• Information provided:
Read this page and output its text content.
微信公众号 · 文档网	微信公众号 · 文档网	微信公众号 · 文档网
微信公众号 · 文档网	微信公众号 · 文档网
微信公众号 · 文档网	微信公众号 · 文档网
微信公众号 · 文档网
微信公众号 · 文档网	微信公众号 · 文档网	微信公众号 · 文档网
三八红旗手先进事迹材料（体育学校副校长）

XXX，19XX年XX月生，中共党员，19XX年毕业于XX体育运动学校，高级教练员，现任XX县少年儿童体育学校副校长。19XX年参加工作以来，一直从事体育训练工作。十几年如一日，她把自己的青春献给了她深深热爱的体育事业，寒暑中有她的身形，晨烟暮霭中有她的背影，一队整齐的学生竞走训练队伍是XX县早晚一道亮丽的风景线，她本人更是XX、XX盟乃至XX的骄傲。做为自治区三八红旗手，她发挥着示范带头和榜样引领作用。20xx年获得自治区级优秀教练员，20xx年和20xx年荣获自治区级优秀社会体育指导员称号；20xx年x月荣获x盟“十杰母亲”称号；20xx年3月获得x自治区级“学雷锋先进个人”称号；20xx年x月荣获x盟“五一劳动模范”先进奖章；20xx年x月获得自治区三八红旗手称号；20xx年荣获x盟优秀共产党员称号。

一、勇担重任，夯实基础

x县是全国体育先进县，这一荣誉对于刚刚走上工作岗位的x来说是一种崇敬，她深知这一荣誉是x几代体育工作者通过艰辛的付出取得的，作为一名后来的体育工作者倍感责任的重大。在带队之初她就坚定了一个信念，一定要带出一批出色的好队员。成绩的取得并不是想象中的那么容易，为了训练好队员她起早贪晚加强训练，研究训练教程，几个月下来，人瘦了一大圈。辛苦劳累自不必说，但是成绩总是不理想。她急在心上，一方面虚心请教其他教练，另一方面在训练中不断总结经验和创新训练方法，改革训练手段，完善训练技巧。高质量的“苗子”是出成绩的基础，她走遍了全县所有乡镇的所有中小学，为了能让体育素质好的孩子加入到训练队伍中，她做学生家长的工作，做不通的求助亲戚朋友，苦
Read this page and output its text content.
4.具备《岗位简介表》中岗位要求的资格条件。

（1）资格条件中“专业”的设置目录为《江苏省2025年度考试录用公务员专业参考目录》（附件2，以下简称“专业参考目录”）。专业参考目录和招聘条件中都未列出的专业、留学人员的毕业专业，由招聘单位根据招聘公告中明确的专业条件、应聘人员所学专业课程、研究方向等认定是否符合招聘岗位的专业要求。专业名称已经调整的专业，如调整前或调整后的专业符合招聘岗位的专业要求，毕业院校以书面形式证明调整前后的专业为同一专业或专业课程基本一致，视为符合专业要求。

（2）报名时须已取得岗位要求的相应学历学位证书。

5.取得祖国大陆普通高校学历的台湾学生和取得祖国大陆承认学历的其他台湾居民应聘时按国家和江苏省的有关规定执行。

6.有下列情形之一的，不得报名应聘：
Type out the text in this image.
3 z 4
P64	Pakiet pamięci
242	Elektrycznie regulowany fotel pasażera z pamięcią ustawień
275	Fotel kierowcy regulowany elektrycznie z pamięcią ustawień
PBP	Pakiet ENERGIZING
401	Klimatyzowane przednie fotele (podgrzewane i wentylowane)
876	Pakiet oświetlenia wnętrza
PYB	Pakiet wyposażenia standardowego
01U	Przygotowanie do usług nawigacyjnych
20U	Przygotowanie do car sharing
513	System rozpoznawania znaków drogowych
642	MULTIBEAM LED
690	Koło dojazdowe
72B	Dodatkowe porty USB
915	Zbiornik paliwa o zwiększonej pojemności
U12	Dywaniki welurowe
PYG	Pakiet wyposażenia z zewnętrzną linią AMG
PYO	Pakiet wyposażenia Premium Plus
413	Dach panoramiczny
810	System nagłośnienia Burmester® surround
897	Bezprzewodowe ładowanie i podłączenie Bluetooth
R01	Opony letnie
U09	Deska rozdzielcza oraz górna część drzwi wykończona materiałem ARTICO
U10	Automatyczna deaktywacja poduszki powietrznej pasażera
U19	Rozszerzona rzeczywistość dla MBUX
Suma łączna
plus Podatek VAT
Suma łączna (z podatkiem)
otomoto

• Exercise directions:
Reproduce the listing in full. Keep it exactly as written.

• Solved exercise:
Read this page and output its text content.
微信公众号 · 文档网	微信公众号 · 文档网	微信公众号 · 文档网
微信公众号 · 文档网	微信公众号 · 文档网
微信公众号 · 文档网	微信公众号 · 文档网
微信公众号 · 文档网
微信公众号 · 文档网	微信公众号 · 文档网	微信公众号 · 文档网
三八红旗手先进事迹材料（体育学校副校长）

XXX，19XX年XX月生，中共党员，19XX年毕业于XX体育运动学校，高级教练员，现任XX县少年儿童体育学校副校长。19XX年参加工作以来，一直从事体育训练工作。十几年如一日，她把自己的青春献给了她深深热爱的体育事业，寒暑中有她的身形，晨烟暮霭中有她的背影，一队整齐的学生竞走训练队伍是XX县早晚一道亮丽的风景线，她本人更是XX、XX盟乃至XX的骄傲。做为自治区三八红旗手，她发挥着示范带头和榜样引领作用。20xx年获得自治区级优秀教练员，20xx年和20xx年荣获自治区级优秀社会体育指导员称号；20xx年x月荣获x盟“十杰母亲”称号；20xx年3月获得x自治区级“学雷锋先进个人”称号；20xx年x月荣获x盟“五一劳动模范”先进奖章；20xx年x月获得自治区三八红旗手称号；20xx年荣获x盟优秀共产党员称号。

一、勇担重任，夯实基础

x县是全国体育先进县，这一荣誉对于刚刚走上工作岗位的x来说是一种崇敬，她深知这一荣誉是x几代体育工作者通过艰辛的付出取得的，作为一名后来的体育工作者倍感责任的重大。在带队之初她就坚定了一个信念，一定要带出一批出色的好队员。成绩的取得并不是想象中的那么容易，为了训练好队员她起早贪晚加强训练，研究训练教程，几个月下来，人瘦了一大圈。辛苦劳累自不必说，但是成绩总是不理想。她急在心上，一方面虚心请教其他教练，另一方面在训练中不断总结经验和创新训练方法，改革训练手段，完善训练技巧。高质量的“苗子”是出成绩的基础，她走遍了全县所有乡镇的所有中小学，为了能让体育素质好的孩子加入到训练队伍中，她做学生家长的工作，做不通的求助亲戚朋友，苦
Read this page and output its text content.
4.具备《岗位简介表》中岗位要求的资格条件。

（1）资格条件中“专业”的设置目录为《江苏省2025年度考试录用公务员专业参考目录》（附件2，以下简称“专业参考目录”）。专业参考目录和招聘条件中都未列出的专业、留学人员的毕业专业，由招聘单位根据招聘公告中明确的专业条件、应聘人员所学专业课程、研究方向等认定是否符合招聘岗位的专业要求。专业名称已经调整的专业，如调整前或调整后的专业符合招聘岗位的专业要求，毕业院校以书面形式证明调整前后的专业为同一专业或专业课程基本一致，视为符合专业要求。

（2）报名时须已取得岗位要求的相应学历学位证书。

5.取得祖国大陆普通高校学历的台湾学生和取得祖国大陆承认学历的其他台湾居民应聘时按国家和江苏省的有关规定执行。

6.有下列情形之一的，不得报名应聘：
Type out the text in this image.
3 z 4
P64	Pakiet pamięci
242	Elektrycznie regulowany fotel pasażera z pamięcią ustawień
275	Fotel kierowcy regulowany elektrycznie z pamięcią ustawień
PBP	Pakiet ENERGIZING
401	Klimatyzowane przednie fotele (podgrzewane i wentylowane)
876	Pakiet oświetlenia wnętrza
PYB	Pakiet wyposażenia standardowego
01U	Przygotowanie do usług nawigacyjnych
20U	Przygotowanie do car sharing
513	System rozpoznawania znaków drogowych
642	MULTIBEAM LED
690	Koło dojazdowe
72B	Dodatkowe porty USB
915	Zbiornik paliwa o zwiększonej pojemności
U12	Dywaniki welurowe
PYG	Pakiet wyposażenia z zewnętrzną linią AMG
PYO	Pakiet wyposażenia Premium Plus
413	Dach panoramiczny
810	System nagłośnienia Burmester® surround
897	Bezprzewodowe ładowanie i podłączenie Bluetooth
R01	Opony letnie
U09	Deska rozdzielcza oraz górna część drzwi wykończona materiałem ARTICO
U10	Automatyczna deaktywacja poduszki powietrznej pasażera
U19	Rozszerzona rzeczywistość dla MBUX
Suma łączna
plus Podatek VAT
Suma łączna (z podatkiem)
otomoto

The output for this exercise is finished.